What is required:
Where a line holds the word "coordinates", copy that line.

Data provided:
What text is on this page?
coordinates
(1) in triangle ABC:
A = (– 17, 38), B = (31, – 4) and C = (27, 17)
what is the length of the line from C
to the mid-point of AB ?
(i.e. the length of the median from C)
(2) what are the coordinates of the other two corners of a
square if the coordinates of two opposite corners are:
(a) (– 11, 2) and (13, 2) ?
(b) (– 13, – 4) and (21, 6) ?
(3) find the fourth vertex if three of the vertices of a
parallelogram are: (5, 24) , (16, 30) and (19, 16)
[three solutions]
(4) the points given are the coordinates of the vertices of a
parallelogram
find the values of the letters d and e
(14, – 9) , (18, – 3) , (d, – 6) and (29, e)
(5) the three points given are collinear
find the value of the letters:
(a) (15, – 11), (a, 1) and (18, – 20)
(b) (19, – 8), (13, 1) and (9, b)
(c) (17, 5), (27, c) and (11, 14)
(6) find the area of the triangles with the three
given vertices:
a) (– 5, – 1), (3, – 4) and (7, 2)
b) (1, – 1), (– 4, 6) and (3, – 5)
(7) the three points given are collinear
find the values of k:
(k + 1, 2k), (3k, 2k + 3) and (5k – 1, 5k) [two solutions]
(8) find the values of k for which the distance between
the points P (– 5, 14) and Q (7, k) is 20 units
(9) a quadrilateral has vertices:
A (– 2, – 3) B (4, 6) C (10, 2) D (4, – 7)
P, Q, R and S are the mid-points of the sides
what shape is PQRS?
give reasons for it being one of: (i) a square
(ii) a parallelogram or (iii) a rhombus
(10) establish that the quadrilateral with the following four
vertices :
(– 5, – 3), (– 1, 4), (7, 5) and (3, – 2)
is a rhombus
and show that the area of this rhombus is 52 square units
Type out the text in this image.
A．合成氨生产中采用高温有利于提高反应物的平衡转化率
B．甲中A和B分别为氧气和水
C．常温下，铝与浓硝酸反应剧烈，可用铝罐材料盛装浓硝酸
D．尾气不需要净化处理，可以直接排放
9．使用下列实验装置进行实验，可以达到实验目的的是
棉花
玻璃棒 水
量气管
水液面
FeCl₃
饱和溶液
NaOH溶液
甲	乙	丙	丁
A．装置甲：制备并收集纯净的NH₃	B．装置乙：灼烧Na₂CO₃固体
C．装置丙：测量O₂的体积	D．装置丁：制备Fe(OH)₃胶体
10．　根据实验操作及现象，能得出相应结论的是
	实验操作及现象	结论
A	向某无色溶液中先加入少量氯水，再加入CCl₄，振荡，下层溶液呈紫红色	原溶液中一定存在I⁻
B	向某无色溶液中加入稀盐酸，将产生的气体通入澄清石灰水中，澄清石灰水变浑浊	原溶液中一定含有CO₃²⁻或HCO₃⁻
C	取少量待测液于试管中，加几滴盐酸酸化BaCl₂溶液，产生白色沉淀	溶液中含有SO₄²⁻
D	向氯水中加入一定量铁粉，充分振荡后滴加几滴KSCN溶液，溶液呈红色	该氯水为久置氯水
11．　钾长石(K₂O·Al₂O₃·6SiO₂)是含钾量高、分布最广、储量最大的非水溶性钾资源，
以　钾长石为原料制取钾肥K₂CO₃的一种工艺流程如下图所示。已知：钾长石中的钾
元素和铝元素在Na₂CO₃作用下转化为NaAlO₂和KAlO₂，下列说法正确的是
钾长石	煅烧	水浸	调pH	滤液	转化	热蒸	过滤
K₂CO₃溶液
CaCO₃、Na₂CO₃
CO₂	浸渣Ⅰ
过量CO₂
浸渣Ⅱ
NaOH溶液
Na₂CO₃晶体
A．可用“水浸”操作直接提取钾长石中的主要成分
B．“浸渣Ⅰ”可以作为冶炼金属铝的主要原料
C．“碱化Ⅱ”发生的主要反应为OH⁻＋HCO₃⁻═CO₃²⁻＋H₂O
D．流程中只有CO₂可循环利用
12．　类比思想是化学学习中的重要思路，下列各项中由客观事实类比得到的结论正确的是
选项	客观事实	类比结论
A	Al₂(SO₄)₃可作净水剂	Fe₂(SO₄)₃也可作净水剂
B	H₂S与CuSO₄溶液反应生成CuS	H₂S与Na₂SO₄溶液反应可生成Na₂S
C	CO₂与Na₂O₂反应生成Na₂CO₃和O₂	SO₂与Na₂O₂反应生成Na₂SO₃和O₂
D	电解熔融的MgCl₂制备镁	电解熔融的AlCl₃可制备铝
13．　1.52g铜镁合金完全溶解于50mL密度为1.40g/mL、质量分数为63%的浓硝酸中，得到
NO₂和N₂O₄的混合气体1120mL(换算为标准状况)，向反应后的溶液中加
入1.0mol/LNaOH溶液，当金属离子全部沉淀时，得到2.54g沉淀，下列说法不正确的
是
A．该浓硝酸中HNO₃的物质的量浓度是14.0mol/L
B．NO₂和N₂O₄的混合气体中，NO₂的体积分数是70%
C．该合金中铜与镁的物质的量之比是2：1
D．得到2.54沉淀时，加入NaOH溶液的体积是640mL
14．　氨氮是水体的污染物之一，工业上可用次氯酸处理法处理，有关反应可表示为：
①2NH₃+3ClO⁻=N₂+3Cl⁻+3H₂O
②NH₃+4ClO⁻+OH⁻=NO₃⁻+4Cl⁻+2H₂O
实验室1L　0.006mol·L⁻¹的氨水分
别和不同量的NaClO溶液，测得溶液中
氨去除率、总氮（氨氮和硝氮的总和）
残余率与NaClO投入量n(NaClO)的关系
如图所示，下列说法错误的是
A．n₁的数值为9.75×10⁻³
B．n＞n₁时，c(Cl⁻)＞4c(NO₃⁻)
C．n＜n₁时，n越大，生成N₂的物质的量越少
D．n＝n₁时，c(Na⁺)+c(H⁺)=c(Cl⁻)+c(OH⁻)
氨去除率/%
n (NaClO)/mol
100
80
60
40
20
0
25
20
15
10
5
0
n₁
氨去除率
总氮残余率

Output below:
coordinates
(2) what are the coordinates of the other two corners of a
square if the coordinates of two opposite corners are:
(4) the points given are the coordinates of the vertices of a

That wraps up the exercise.